[START]

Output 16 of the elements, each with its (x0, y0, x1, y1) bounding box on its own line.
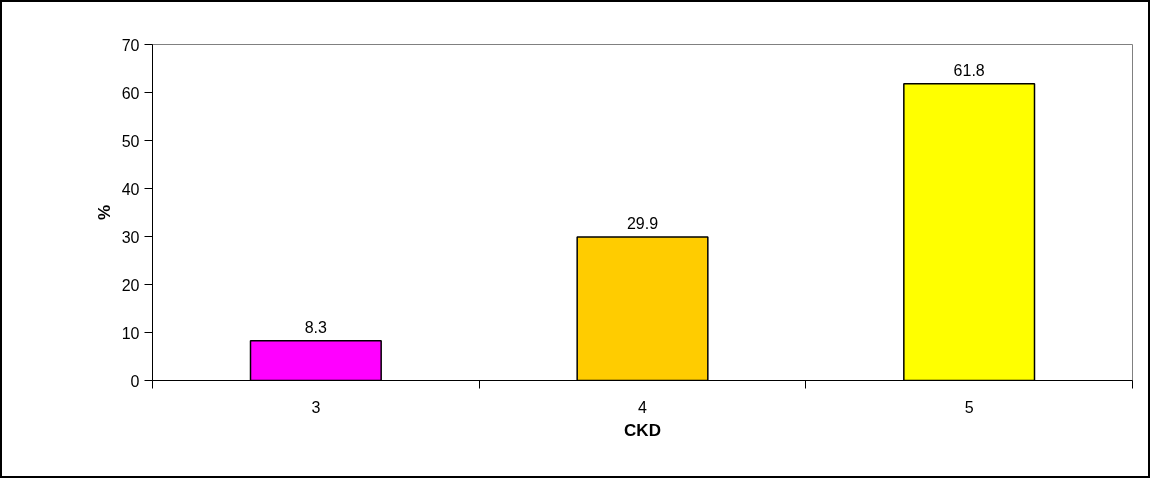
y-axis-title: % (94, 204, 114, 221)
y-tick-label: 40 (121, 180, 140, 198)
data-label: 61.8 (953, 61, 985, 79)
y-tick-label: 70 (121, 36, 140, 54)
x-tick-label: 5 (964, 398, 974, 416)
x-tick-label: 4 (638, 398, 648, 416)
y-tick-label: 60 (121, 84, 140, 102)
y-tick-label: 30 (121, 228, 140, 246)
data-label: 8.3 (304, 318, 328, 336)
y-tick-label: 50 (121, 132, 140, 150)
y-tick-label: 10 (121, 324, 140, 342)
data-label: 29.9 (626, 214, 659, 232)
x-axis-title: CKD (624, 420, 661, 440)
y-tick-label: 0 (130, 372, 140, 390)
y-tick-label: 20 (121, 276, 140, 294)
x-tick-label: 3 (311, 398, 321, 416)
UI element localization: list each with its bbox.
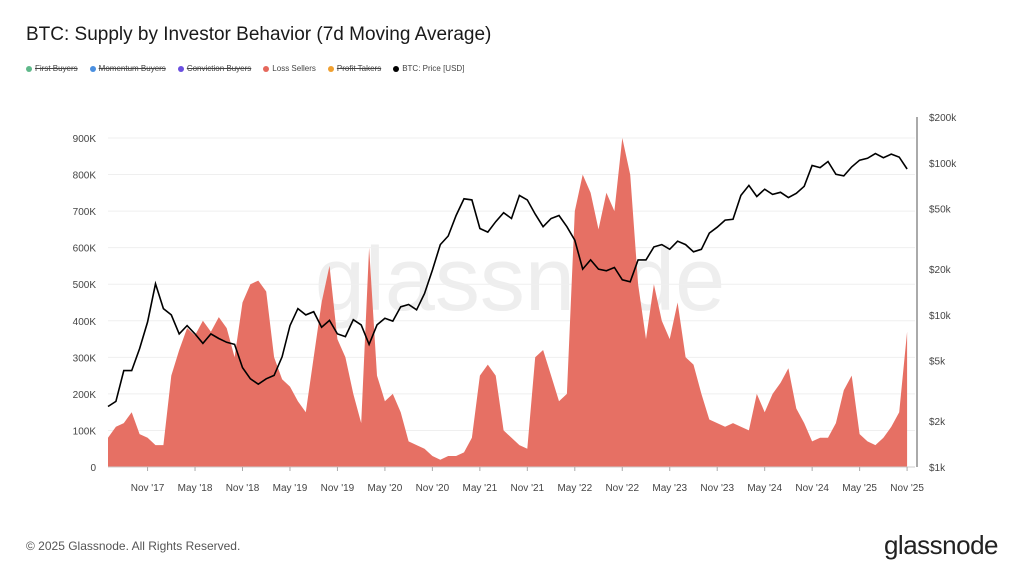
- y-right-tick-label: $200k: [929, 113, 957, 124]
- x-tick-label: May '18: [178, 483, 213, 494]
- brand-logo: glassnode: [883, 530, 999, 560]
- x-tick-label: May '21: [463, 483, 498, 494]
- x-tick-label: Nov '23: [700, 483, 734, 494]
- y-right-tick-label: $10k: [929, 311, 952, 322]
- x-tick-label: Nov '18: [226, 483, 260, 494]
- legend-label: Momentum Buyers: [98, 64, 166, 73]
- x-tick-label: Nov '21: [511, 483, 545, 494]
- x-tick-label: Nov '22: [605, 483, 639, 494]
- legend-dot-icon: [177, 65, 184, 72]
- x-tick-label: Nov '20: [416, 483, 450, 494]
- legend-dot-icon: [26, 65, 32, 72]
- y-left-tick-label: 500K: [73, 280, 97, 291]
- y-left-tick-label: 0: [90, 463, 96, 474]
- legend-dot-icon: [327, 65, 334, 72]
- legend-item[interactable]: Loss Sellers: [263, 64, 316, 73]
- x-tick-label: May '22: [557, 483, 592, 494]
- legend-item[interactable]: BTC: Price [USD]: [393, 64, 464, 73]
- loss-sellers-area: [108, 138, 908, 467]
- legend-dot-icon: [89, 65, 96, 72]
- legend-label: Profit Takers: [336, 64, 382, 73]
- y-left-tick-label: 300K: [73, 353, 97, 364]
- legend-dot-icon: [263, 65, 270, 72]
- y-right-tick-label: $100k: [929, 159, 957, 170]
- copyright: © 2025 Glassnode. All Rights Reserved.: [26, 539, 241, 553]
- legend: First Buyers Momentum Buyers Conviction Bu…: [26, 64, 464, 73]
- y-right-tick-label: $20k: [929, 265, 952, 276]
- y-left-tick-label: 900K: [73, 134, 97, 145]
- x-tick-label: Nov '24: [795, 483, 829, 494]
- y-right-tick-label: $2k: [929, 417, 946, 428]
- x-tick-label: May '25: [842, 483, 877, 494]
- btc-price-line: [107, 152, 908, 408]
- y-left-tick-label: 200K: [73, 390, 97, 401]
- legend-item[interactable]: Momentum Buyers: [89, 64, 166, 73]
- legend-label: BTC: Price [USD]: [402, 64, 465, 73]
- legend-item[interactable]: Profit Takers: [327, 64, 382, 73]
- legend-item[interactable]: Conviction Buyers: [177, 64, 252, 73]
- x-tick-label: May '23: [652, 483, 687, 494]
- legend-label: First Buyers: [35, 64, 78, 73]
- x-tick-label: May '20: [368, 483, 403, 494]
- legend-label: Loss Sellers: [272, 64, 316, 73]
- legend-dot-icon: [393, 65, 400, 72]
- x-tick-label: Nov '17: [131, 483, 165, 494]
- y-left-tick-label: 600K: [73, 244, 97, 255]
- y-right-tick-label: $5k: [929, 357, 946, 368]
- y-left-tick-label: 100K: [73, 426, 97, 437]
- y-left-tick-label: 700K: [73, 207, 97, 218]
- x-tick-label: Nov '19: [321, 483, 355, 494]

[END]

__WHAT YOU WILL DO__
Extract every one of the lines above word for word, and leave the pictures out of your copy.

__COMPLETED EXERCISE__
Output 16 of the elements, each with its (x0, y0, x1, y1) bounding box on its own line.
y-axis-title: % (94, 204, 114, 221)
y-tick-label: 40 (121, 180, 140, 198)
data-label: 61.8 (953, 61, 985, 79)
y-tick-label: 70 (121, 36, 140, 54)
x-tick-label: 5 (964, 398, 974, 416)
x-tick-label: 4 (638, 398, 648, 416)
y-tick-label: 60 (121, 84, 140, 102)
y-tick-label: 30 (121, 228, 140, 246)
data-label: 8.3 (304, 318, 328, 336)
y-tick-label: 50 (121, 132, 140, 150)
y-tick-label: 10 (121, 324, 140, 342)
data-label: 29.9 (626, 214, 659, 232)
x-axis-title: CKD (624, 420, 661, 440)
y-tick-label: 0 (130, 372, 140, 390)
y-tick-label: 20 (121, 276, 140, 294)
x-tick-label: 3 (311, 398, 321, 416)
UI element localization: list each with its bbox.
- y-right-tick-label: $200k: [929, 113, 957, 124]
- x-tick-label: May '18: [178, 483, 213, 494]
- brand-logo: glassnode: [883, 530, 999, 560]
- x-tick-label: May '21: [463, 483, 498, 494]
- x-tick-label: Nov '23: [700, 483, 734, 494]
- y-right-tick-label: $10k: [929, 311, 952, 322]
- x-tick-label: Nov '18: [226, 483, 260, 494]
- legend-label: Momentum Buyers: [98, 64, 166, 73]
- x-tick-label: Nov '21: [511, 483, 545, 494]
- x-tick-label: Nov '22: [605, 483, 639, 494]
- legend-dot-icon: [177, 65, 184, 72]
- x-tick-label: Nov '20: [416, 483, 450, 494]
- legend-dot-icon: [26, 65, 32, 72]
- y-left-tick-label: 500K: [73, 280, 97, 291]
- y-left-tick-label: 0: [90, 463, 96, 474]
- legend-dot-icon: [327, 65, 334, 72]
- legend-item[interactable]: Loss Sellers: [263, 64, 316, 73]
- x-tick-label: May '22: [557, 483, 592, 494]
- legend-item[interactable]: BTC: Price [USD]: [393, 64, 464, 73]
- loss-sellers-area: [108, 138, 908, 467]
- legend-dot-icon: [89, 65, 96, 72]
- legend-label: Profit Takers: [336, 64, 382, 73]
- y-left-tick-label: 300K: [73, 353, 97, 364]
- legend-dot-icon: [263, 65, 270, 72]
- y-right-tick-label: $100k: [929, 159, 957, 170]
- copyright: © 2025 Glassnode. All Rights Reserved.: [26, 539, 241, 553]
- legend: First Buyers Momentum Buyers Conviction Bu…: [26, 64, 464, 73]
- y-right-tick-label: $20k: [929, 265, 952, 276]
- y-left-tick-label: 900K: [73, 134, 97, 145]
- x-tick-label: Nov '24: [795, 483, 829, 494]
- y-right-tick-label: $2k: [929, 417, 946, 428]
- x-tick-label: May '25: [842, 483, 877, 494]
- btc-price-line: [107, 152, 908, 408]
- y-left-tick-label: 200K: [73, 390, 97, 401]
- legend-item[interactable]: Momentum Buyers: [89, 64, 166, 73]
- legend-label: BTC: Price [USD]: [402, 64, 465, 73]
- legend-item[interactable]: Profit Takers: [327, 64, 382, 73]
- legend-item[interactable]: Conviction Buyers: [177, 64, 252, 73]
- x-tick-label: May '23: [652, 483, 687, 494]
- legend-label: First Buyers: [35, 64, 78, 73]
- x-tick-label: May '20: [368, 483, 403, 494]
- legend-label: Loss Sellers: [272, 64, 316, 73]
- legend-dot-icon: [393, 65, 400, 72]
- x-tick-label: Nov '17: [131, 483, 165, 494]
- y-left-tick-label: 600K: [73, 244, 97, 255]
- y-right-tick-label: $5k: [929, 357, 946, 368]
- y-left-tick-label: 100K: [73, 426, 97, 437]
- y-left-tick-label: 700K: [73, 207, 97, 218]
- x-tick-label: Nov '19: [321, 483, 355, 494]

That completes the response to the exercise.